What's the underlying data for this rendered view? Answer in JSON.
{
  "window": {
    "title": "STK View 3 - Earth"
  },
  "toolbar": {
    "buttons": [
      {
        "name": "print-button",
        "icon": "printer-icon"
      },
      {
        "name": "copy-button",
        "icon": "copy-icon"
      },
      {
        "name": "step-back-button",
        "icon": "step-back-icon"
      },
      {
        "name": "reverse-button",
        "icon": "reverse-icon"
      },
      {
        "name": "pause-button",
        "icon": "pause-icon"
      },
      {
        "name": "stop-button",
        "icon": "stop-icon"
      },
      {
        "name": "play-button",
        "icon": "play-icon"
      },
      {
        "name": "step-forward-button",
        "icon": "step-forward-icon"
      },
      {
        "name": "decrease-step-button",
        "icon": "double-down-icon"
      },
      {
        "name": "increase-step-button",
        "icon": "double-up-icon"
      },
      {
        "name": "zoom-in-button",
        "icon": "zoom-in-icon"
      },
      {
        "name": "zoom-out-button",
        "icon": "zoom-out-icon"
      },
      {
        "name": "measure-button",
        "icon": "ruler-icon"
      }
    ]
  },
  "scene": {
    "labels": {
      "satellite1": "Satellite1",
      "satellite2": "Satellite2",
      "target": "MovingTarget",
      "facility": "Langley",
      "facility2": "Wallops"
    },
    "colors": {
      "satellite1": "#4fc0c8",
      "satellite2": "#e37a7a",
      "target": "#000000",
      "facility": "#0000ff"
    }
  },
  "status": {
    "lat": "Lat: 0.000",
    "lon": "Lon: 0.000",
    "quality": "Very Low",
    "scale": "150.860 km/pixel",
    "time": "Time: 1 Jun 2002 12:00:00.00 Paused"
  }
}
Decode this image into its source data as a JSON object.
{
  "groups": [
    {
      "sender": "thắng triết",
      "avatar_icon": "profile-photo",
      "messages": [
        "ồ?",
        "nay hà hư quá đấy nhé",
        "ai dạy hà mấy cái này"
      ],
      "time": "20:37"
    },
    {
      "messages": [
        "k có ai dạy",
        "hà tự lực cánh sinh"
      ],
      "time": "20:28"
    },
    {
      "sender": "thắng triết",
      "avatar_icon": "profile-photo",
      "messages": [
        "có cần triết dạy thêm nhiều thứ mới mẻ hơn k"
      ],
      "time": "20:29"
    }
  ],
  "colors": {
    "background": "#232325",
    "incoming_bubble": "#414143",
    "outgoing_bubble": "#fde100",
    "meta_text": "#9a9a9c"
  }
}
::::::::
WRITTEN INSTRUCTION:
Report how many lines of the preceding records include "forward". Output the number only.

RIGHT ANSWER:
2